PROBLEM:
Determine how many lines contain the string "افغانستان" and reply with that number alone.

----

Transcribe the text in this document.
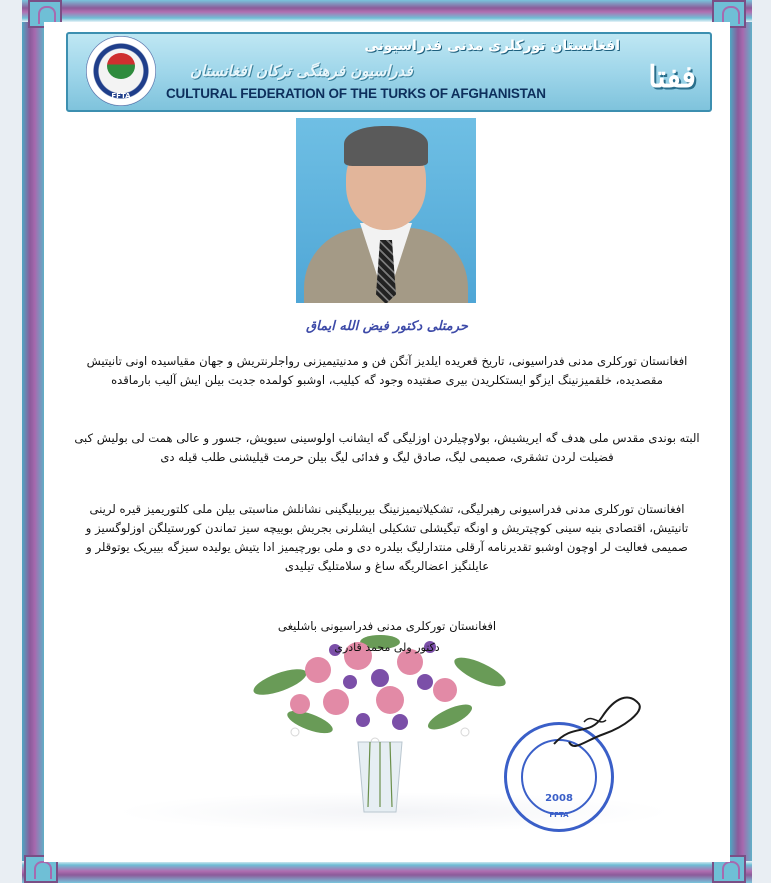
FFTA
افغانستان تورکلری مدنی فدراسیونی
فدراسیون فرهنگی ترکان افغانستان
CULTURAL FEDERATION OF THE TURKS OF AFGHANISTAN	ففتا
حرمتلی دکتور فیض الله ایماق

افغانستان تورکلری مدنی فدراسیونی، تاریخ قعریده ایلدیز آتگن فن و مدنیتیمیزنی رواجلرنتریش و جهان مقیاسیده اونی تانیتیش مقصدیده، خلقمیزنینگ ایزگو ایستکلریدن بیری صفتیده وجود گه کیلیب، اوشبو کولمده جدیت بیلن ایش آلیب بارماقده

البته بوندی مقدس ملی هدف گه ایریشیش، بولاوچیلردن اوزلیگی گه ایشانب اولوسینی سیویش، جسور و عالی همت لی بولیش کبی فضیلت لردن تشقری، صمیمی لیگ، صادق لیگ و فدائی لیگ بیلن حرمت قیلیشنی طلب قیله دی

افغانستان تورکلری مدنی فدراسیونی رهبرلیگی، تشکیلاتیمیزنینگ بیربیلیگینی نشانلش مناسبتی بیلن ملی کلتوریمیز قیره لرینی تانیتیش، اقتصادی بنیه سینی کوچیتریش و اونگه تیگیشلی تشکیلی ایشلرنی بجریش بوییچه سیز تماندن کورستیلگن اوزلوگسیز و صمیمی فعالیت لر اوچون اوشبو تقدیرنامه آرقلی منتدارلیگ بیلدره دی و ملی بورچیمیز ادا یتیش یولیده سیزگه بییریک یوتوقلر و عایلنگیز اعضالریگه ساغ و سلامتلیگ تیلیدی

افغانستان تورکلری مدنی فدراسیونی باشلیغی
دکتور ولی محمد قادری
2008
FFTA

----

EXERCISE OUTPUT:
5